** Start **

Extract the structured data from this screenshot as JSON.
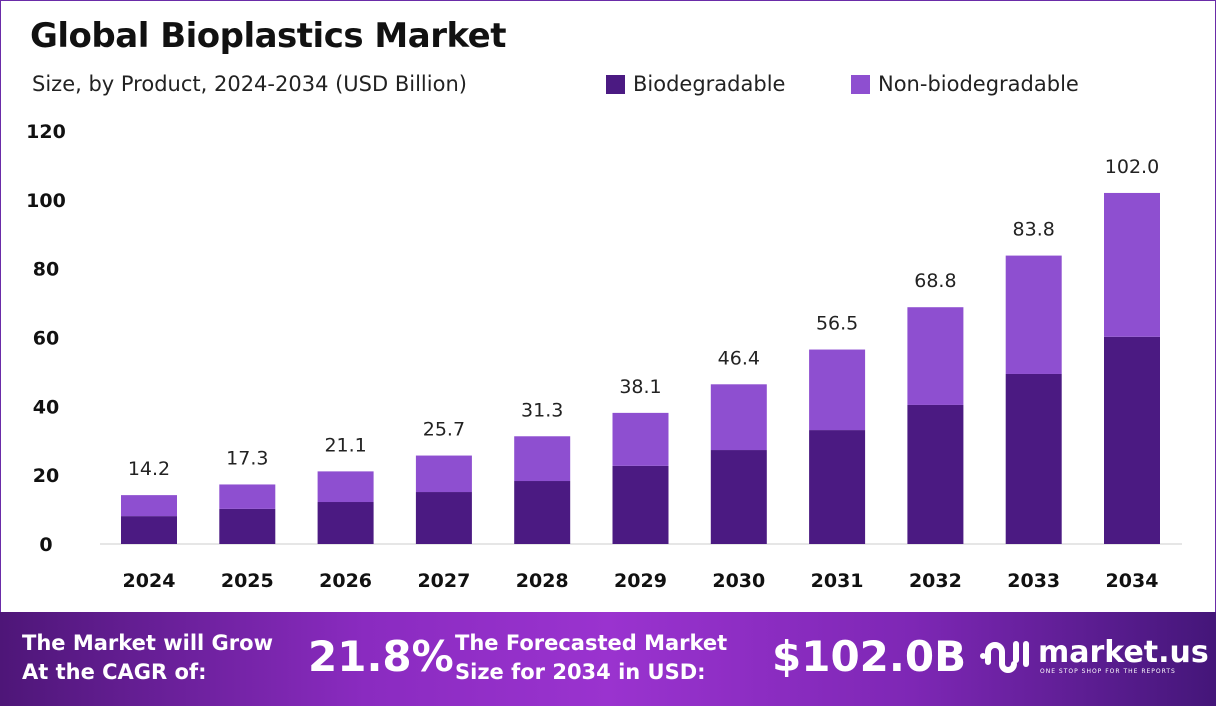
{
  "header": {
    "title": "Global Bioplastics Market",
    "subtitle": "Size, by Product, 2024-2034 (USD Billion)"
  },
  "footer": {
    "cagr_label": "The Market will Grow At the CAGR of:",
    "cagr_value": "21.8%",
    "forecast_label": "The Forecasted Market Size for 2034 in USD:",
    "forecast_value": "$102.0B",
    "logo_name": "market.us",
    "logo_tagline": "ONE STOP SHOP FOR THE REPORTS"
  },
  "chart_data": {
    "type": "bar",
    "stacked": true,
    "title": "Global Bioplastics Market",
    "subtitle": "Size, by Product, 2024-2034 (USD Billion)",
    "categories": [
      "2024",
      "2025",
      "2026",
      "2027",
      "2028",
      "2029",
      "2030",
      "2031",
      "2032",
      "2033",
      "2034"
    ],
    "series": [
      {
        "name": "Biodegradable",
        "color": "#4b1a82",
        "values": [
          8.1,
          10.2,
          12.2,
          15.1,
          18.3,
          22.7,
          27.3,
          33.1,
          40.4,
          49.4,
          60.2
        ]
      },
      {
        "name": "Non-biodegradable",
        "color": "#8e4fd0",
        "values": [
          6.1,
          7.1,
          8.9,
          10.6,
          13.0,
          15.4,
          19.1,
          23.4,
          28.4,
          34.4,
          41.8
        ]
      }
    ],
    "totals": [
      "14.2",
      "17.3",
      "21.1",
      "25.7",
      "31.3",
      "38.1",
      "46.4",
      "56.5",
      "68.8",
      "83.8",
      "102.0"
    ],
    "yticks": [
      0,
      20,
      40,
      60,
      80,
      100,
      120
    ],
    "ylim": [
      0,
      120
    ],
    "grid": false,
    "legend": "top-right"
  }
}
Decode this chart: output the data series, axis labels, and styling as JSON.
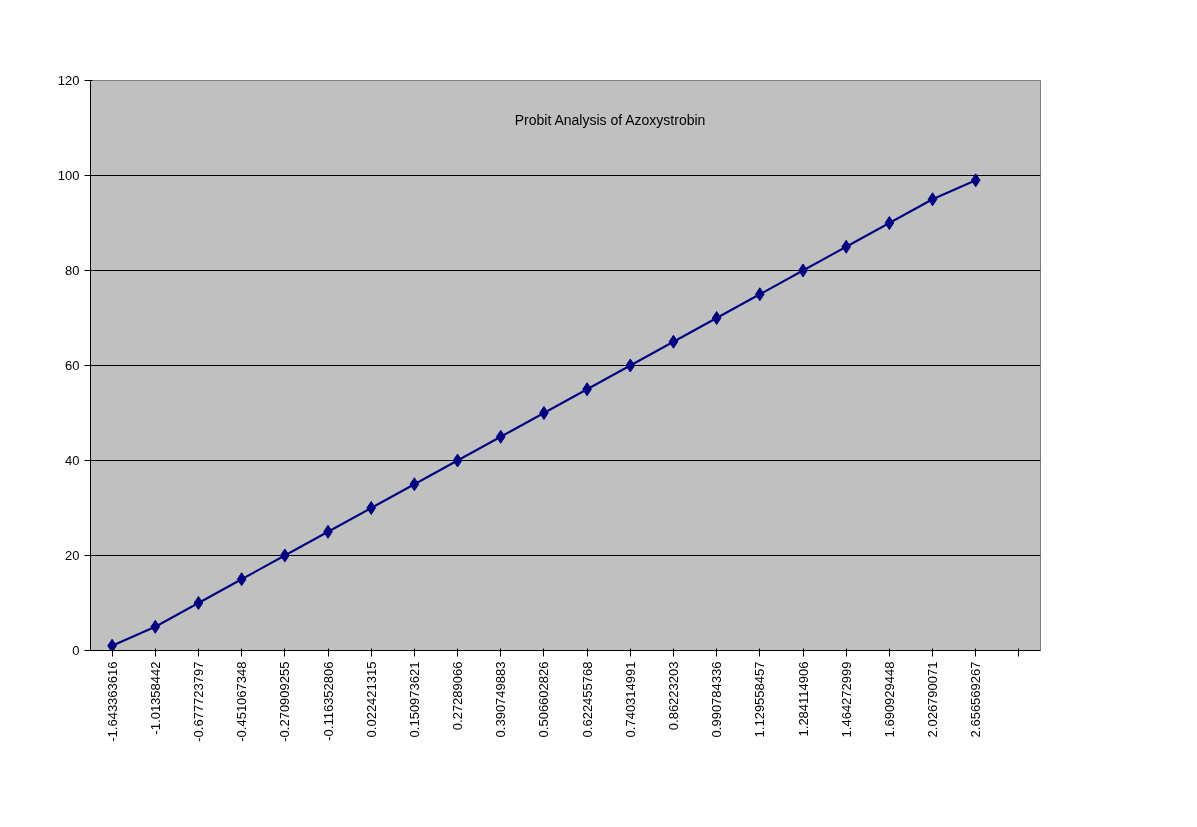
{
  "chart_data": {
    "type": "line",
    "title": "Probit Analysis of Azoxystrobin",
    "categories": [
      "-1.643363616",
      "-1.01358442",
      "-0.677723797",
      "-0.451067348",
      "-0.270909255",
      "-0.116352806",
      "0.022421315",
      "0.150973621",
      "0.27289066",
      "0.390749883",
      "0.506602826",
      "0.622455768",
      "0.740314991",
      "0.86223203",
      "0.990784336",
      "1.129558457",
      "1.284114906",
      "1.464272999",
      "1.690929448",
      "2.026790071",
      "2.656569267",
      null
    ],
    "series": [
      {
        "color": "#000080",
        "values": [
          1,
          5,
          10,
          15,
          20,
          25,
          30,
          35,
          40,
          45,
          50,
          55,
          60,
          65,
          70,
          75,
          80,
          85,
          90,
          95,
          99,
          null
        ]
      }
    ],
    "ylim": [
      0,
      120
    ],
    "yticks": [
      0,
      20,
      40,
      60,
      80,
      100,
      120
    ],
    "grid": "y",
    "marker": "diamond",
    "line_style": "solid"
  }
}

** End **

■ Task statement
Output the data above without changes, apart from leaving out the pictures.

■ Worked answer
Extract the structured data from this screenshot as JSON.
{
  "header": {
    "title": "Global Bioplastics Market",
    "subtitle": "Size, by Product, 2024-2034 (USD Billion)"
  },
  "footer": {
    "cagr_label": "The Market will Grow At the CAGR of:",
    "cagr_value": "21.8%",
    "forecast_label": "The Forecasted Market Size for 2034 in USD:",
    "forecast_value": "$102.0B",
    "logo_name": "market.us",
    "logo_tagline": "ONE STOP SHOP FOR THE REPORTS"
  },
  "chart_data": {
    "type": "bar",
    "stacked": true,
    "title": "Global Bioplastics Market",
    "subtitle": "Size, by Product, 2024-2034 (USD Billion)",
    "categories": [
      "2024",
      "2025",
      "2026",
      "2027",
      "2028",
      "2029",
      "2030",
      "2031",
      "2032",
      "2033",
      "2034"
    ],
    "series": [
      {
        "name": "Biodegradable",
        "color": "#4b1a82",
        "values": [
          8.1,
          10.2,
          12.2,
          15.1,
          18.3,
          22.7,
          27.3,
          33.1,
          40.4,
          49.4,
          60.2
        ]
      },
      {
        "name": "Non-biodegradable",
        "color": "#8e4fd0",
        "values": [
          6.1,
          7.1,
          8.9,
          10.6,
          13.0,
          15.4,
          19.1,
          23.4,
          28.4,
          34.4,
          41.8
        ]
      }
    ],
    "totals": [
      "14.2",
      "17.3",
      "21.1",
      "25.7",
      "31.3",
      "38.1",
      "46.4",
      "56.5",
      "68.8",
      "83.8",
      "102.0"
    ],
    "yticks": [
      0,
      20,
      40,
      60,
      80,
      100,
      120
    ],
    "ylim": [
      0,
      120
    ],
    "grid": false,
    "legend": "top-right"
  }
}
Decode this chart: output the data series, axis labels, and styling as JSON.
{
  "chart_data": {
    "type": "line",
    "title": "Probit Analysis of Azoxystrobin",
    "categories": [
      "-1.643363616",
      "-1.01358442",
      "-0.677723797",
      "-0.451067348",
      "-0.270909255",
      "-0.116352806",
      "0.022421315",
      "0.150973621",
      "0.27289066",
      "0.390749883",
      "0.506602826",
      "0.622455768",
      "0.740314991",
      "0.86223203",
      "0.990784336",
      "1.129558457",
      "1.284114906",
      "1.464272999",
      "1.690929448",
      "2.026790071",
      "2.656569267",
      null
    ],
    "series": [
      {
        "color": "#000080",
        "values": [
          1,
          5,
          10,
          15,
          20,
          25,
          30,
          35,
          40,
          45,
          50,
          55,
          60,
          65,
          70,
          75,
          80,
          85,
          90,
          95,
          99,
          null
        ]
      }
    ],
    "ylim": [
      0,
      120
    ],
    "yticks": [
      0,
      20,
      40,
      60,
      80,
      100,
      120
    ],
    "grid": "y",
    "marker": "diamond",
    "line_style": "solid"
  }
}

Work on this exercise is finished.